### WHAT THE EXERCISE ASKS
Reproduce each line bearing the word "Wielkim".

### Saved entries
******
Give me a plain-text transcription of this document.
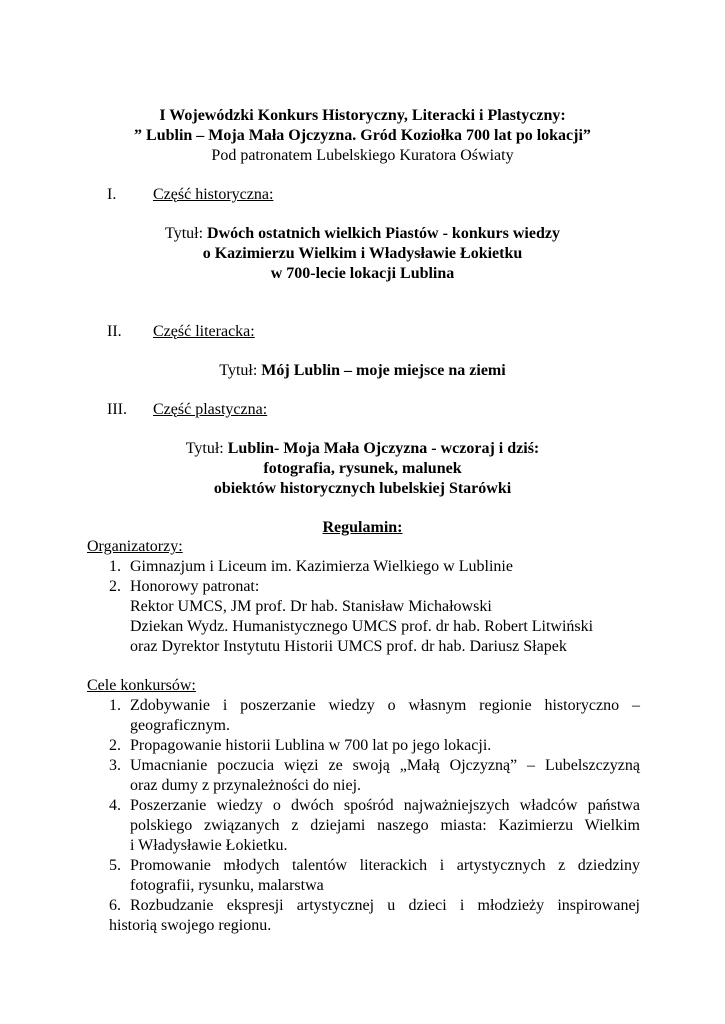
I Wojewódzki Konkurs Historyczny, Literacki i Plastyczny:
” Lublin – Moja Mała Ojczyzna. Gród Koziołka 700 lat po lokacji”
Pod patronatem Lubelskiego Kuratora Oświaty
I. Część historyczna:
Tytuł: Dwóch ostatnich wielkich Piastów - konkurs wiedzy
o Kazimierzu Wielkim i Władysławie Łokietku
w 700-lecie lokacji Lublina
II. Część literacka:
Tytuł: Mój Lublin – moje miejsce na ziemi
III. Część plastyczna:
Tytuł: Lublin- Moja Mała Ojczyzna - wczoraj i dziś:
fotografia, rysunek, malunek
obiektów historycznych lubelskiej Starówki
Regulamin:
Organizatorzy:
1. Gimnazjum i Liceum im. Kazimierza Wielkiego w Lublinie
2. Honorowy patronat:
Rektor UMCS, JM prof. Dr hab. Stanisław Michałowski
Dziekan Wydz. Humanistycznego UMCS prof. dr hab. Robert Litwiński
oraz Dyrektor Instytutu Historii UMCS prof. dr hab. Dariusz Słapek
Cele konkursów:
1. Zdobywanie i poszerzanie wiedzy o własnym regionie historyczno –
geograficznym.
2. Propagowanie historii Lublina w 700 lat po jego lokacji.
3. Umacnianie poczucia więzi ze swoją „Małą Ojczyzną” – Lubelszczyzną
oraz dumy z przynależności do niej.
4. Poszerzanie wiedzy o dwóch spośród najważniejszych władców państwa
polskiego związanych z dziejami naszego miasta: Kazimierzu Wielkim
i Władysławie Łokietku.
5. Promowanie młodych talentów literackich i artystycznych z dziedziny
fotografii, rysunku, malarstwa
6. Rozbudzanie ekspresji artystycznej u dzieci i młodzieży inspirowanej
historią swojego regionu.
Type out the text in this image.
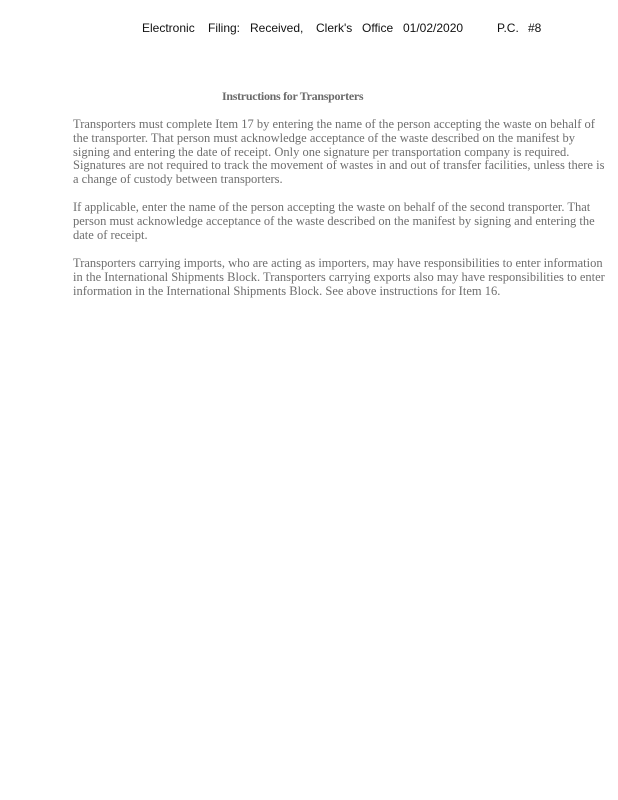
Electronic Filing: Received, Clerk's Office 01/02/2020	P.C. #8
Instructions for Transporters

Transporters must complete Item 17 by entering the name of the person accepting the waste on behalf of the transporter. That person must acknowledge acceptance of the waste described on the manifest by signing and entering the date of receipt. Only one signature per transportation company is required. Signatures are not required to track the movement of wastes in and out of transfer facilities, unless there is a change of custody between transporters.

If applicable, enter the name of the person accepting the waste on behalf of the second transporter. That person must acknowledge acceptance of the waste described on the manifest by signing and entering the date of receipt.

Transporters carrying imports, who are acting as importers, may have responsibilities to enter information in the International Shipments Block. Transporters carrying exports also may have responsibilities to enter information in the International Shipments Block. See above instructions for Item 16.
******
### SOLUTION FOR THIS EXERCISE
o Kazimierzu Wielkim i Władysławie Łokietku
polskiego związanych z dziejami naszego miasta: Kazimierzu Wielkim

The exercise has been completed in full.